#### DATA SECTION:
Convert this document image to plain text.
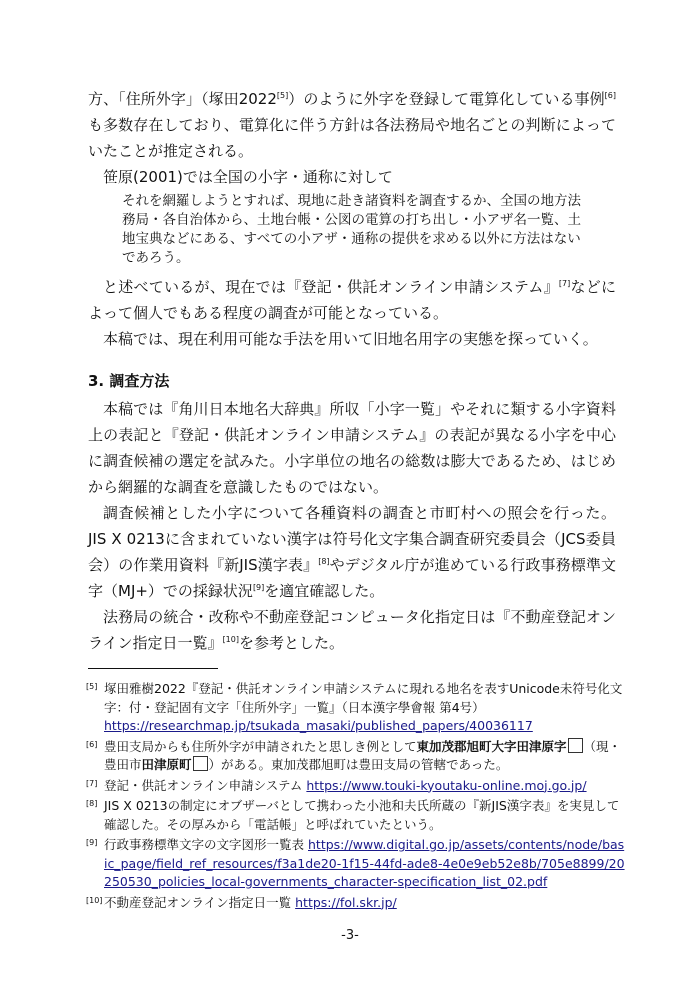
方、「住所外字」（塚田2022[5]）のように外字を登録して電算化している事例[6]も多数存在しており、電算化に伴う方針は各法務局や地名ごとの判断によっていたことが推定される。

笹原(2001)では全国の小字・通称に対して

それを網羅しようとすれば、現地に赴き諸資料を調査するか、全国の地方法務局・各自治体から、土地台帳・公図の電算の打ち出し・小アザ名一覧、土地宝典などにある、すべての小アザ・通称の提供を求める以外に方法はないであろう。

と述べているが、現在では『登記・供託オンライン申請システム』[7]などによって個人でもある程度の調査が可能となっている。

本稿では、現在利用可能な手法を用いて旧地名用字の実態を探っていく。

3. 調査方法

本稿では『角川日本地名大辞典』所収「小字一覧」やそれに類する小字資料上の表記と『登記・供託オンライン申請システム』の表記が異なる小字を中心に調査候補の選定を試みた。小字単位の地名の総数は膨大であるため、はじめから網羅的な調査を意識したものではない。

調査候補とした小字について各種資料の調査と市町村への照会を行った。JIS X 0213に含まれていない漢字は符号化文字集合調査研究委員会（JCS委員会）の作業用資料『新JIS漢字表』[8]やデジタル庁が進めている行政事務標準文字（MJ+）での採録状況[9]を適宜確認した。

法務局の統合・改称や不動産登記コンピュータ化指定日は『不動産登記オンライン指定日一覧』[10]を参考とした。

[5] 塚田雅樹2022『登記・供託オンライン申請システムに現れる地名を表すUnicode未符号化文字：付・登記固有文字「住所外字」一覧』（日本漢字學會報 第4号）
https://researchmap.jp/tsukada_masaki/published_papers/40036117
[6] 豊田支局からも住所外字が申請されたと思しき例として東加茂郡旭町大字田津原字 （現・豊田市田津原町 ）がある。東加茂郡旭町は豊田支局の管轄であった。
[7] 登記・供託オンライン申請システム https://www.touki-kyoutaku-online.moj.go.jp/
[8] JIS X 0213の制定にオブザーバとして携わった小池和夫氏所蔵の『新JIS漢字表』を実見して確認した。その厚みから「電話帳」と呼ばれていたという。
[9] 行政事務標準文字の文字図形一覧表 https://www.digital.go.jp/assets/contents/node/basic_page/field_ref_resources/f3a1de20-1f15-44fd-ade8-4e0e9eb52e8b/705e8899/20250530_policies_local-governments_character-specification_list_02.pdf
[10] 不動産登記オンライン指定日一覧 https://fol.skr.jp/
-3-
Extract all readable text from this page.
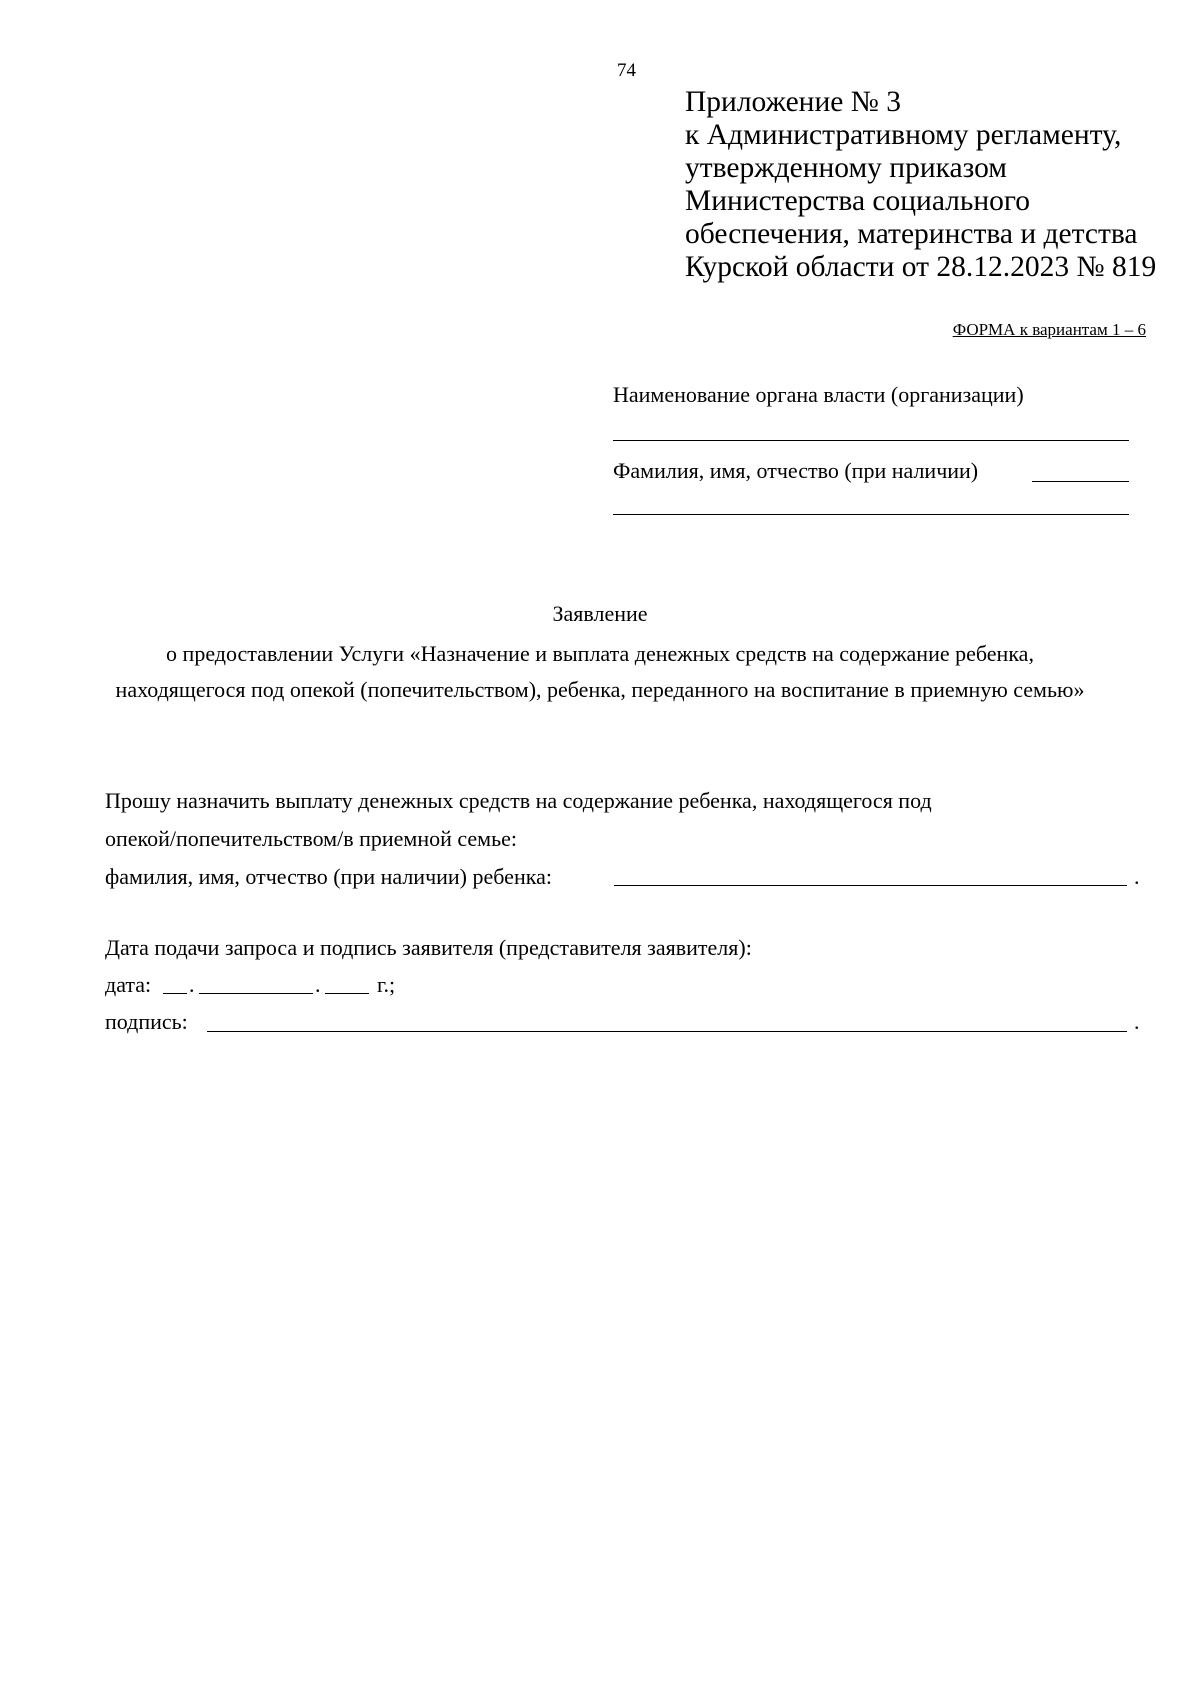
74
Приложение № 3
к Административному регламенту,
утвержденному приказом
Министерства социального
обеспечения, материнства и детства
Курской области от 28.12.2023 № 819
ФОРМА к вариантам 1 – 6
Наименование органа власти (организации)
Фамилия, имя, отчество (при наличии)
Заявление
о предоставлении Услуги «Назначение и выплата денежных средств на содержание ребенка, находящегося под опекой (попечительством), ребенка, переданного на воспитание в приемную семью»
Прошу назначить выплату денежных средств на содержание ребенка, находящегося под
опекой/попечительством/в приемной семье:
фамилия, имя, отчество (при наличии) ребенка:	.
Дата подачи запроса и подпись заявителя (представителя заявителя):
дата: .	.	г.;
подпись:	.
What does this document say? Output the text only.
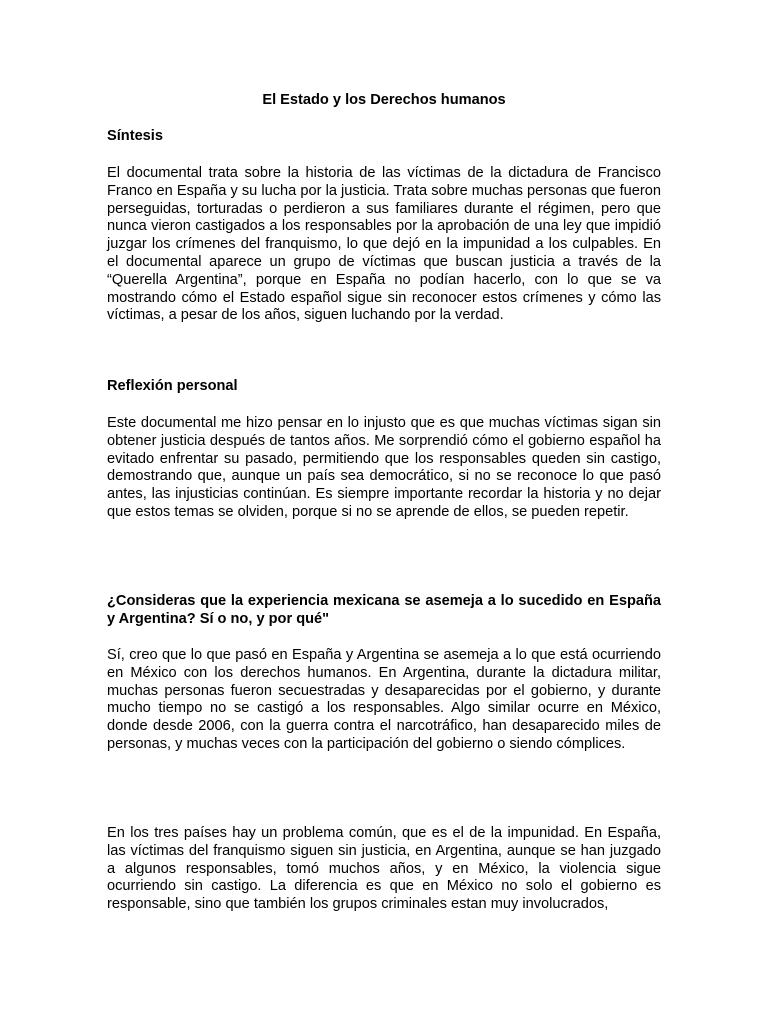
El Estado y los Derechos humanos
Síntesis

El documental trata sobre la historia de las víctimas de la dictadura de Francisco Franco en España y su lucha por la justicia. Trata sobre muchas personas que fueron perseguidas, torturadas o perdieron a sus familiares durante el régimen, pero que nunca vieron castigados a los responsables por la aprobación de una ley que impidió juzgar los crímenes del franquismo, lo que dejó en la impunidad a los culpables. En el documental aparece un grupo de víctimas que buscan justicia a través de la “Querella Argentina”, porque en España no podían hacerlo, con lo que se va mostrando cómo el Estado español sigue sin reconocer estos crímenes y cómo las víctimas, a pesar de los años, siguen luchando por la verdad.

Reflexión personal

Este documental me hizo pensar en lo injusto que es que muchas víctimas sigan sin obtener justicia después de tantos años. Me sorprendió cómo el gobierno español ha evitado enfrentar su pasado, permitiendo que los responsables queden sin castigo, demostrando que, aunque un país sea democrático, si no se reconoce lo que pasó antes, las injusticias continúan. Es siempre importante recordar la historia y no dejar que estos temas se olviden, porque si no se aprende de ellos, se pueden repetir.

¿Consideras que la experiencia mexicana se asemeja a lo sucedido en España y Argentina? Sí o no, y por qué"

Sí, creo que lo que pasó en España y Argentina se asemeja a lo que está ocurriendo en México con los derechos humanos. En Argentina, durante la dictadura militar, muchas personas fueron secuestradas y desaparecidas por el gobierno, y durante mucho tiempo no se castigó a los responsables. Algo similar ocurre en México, donde desde 2006, con la guerra contra el narcotráfico, han desaparecido miles de personas, y muchas veces con la participación del gobierno o siendo cómplices.

En los tres países hay un problema común, que es el de la impunidad. En España, las víctimas del franquismo siguen sin justicia, en Argentina, aunque se han juzgado a algunos responsables, tomó muchos años, y en México, la violencia sigue ocurriendo sin castigo. La diferencia es que en México no solo el gobierno es responsable, sino que también los grupos criminales estan muy involucrados,
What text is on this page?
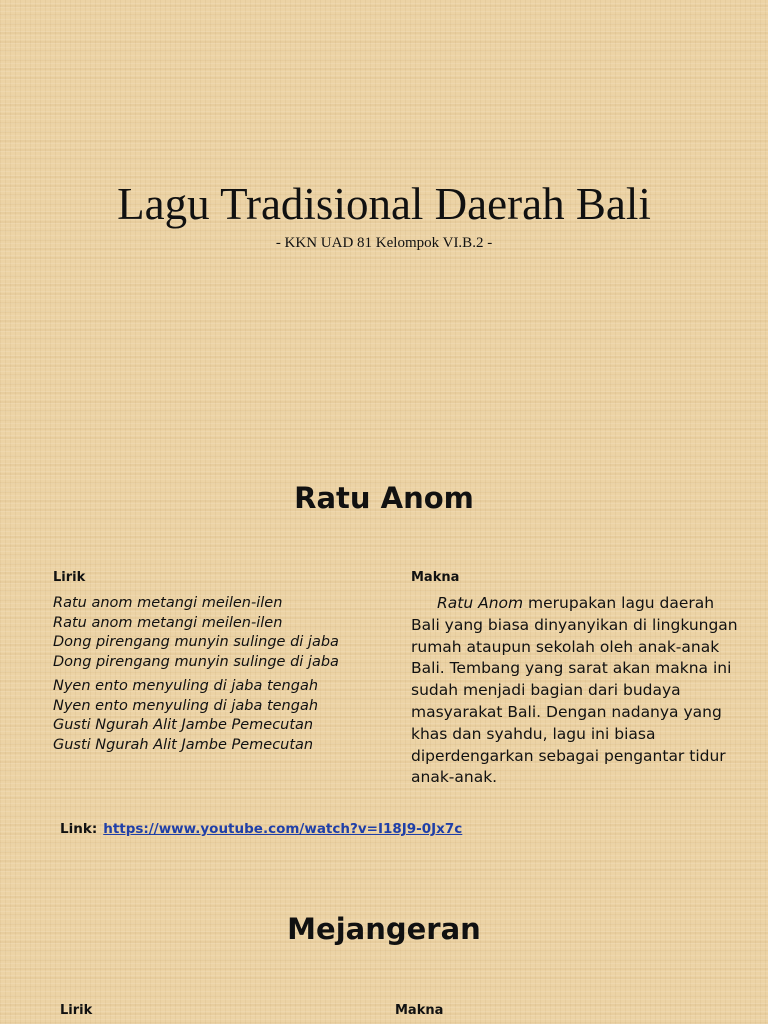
Lagu Tradisional Daerah Bali
- KKN UAD 81 Kelompok VI.B.2 -
Ratu Anom
Lirik	Makna
Ratu anom metangi meilen-ilen
Ratu anom metangi meilen-ilen
Dong pirengang munyin sulinge di jaba
Dong pirengang munyin sulinge di jaba
Nyen ento menyuling di jaba tengah
Nyen ento menyuling di jaba tengah
Gusti Ngurah Alit Jambe Pemecutan
Gusti Ngurah Alit Jambe Pemecutan
Ratu Anom merupakan lagu daerah Bali yang biasa dinyanyikan di lingkungan rumah ataupun sekolah oleh anak-anak Bali. Tembang yang sarat akan makna ini sudah menjadi bagian dari budaya masyarakat Bali. Dengan nadanya yang khas dan syahdu, lagu ini biasa diperdengarkan sebagai pengantar tidur anak-anak.
Link: https://www.youtube.com/watch?v=I18J9-0Jx7c
Mejangeran
Lirik	Makna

#### WRITTEN PROBLEM:
From the listing above, pick out each line where the word "aunque" appears.

#### EXERCISE OUTPUT:
Este documental me hizo pensar en lo injusto que es que muchas víctimas sigan sin obtener justicia después de tantos años. Me sorprendió cómo el gobierno español ha evitado enfrentar su pasado, permitiendo que los responsables queden sin castigo, demostrando que, aunque un país sea democrático, si no se reconoce lo que pasó antes, las injusticias continúan. Es siempre importante recordar la historia y no dejar que estos temas se olviden, porque si no se aprende de ellos, se pueden repetir.
En los tres países hay un problema común, que es el de la impunidad. En España, las víctimas del franquismo siguen sin justicia, en Argentina, aunque se han juzgado a algunos responsables, tomó muchos años, y en México, la violencia sigue ocurriendo sin castigo. La diferencia es que en México no solo el gobierno es responsable, sino que también los grupos criminales estan muy involucrados,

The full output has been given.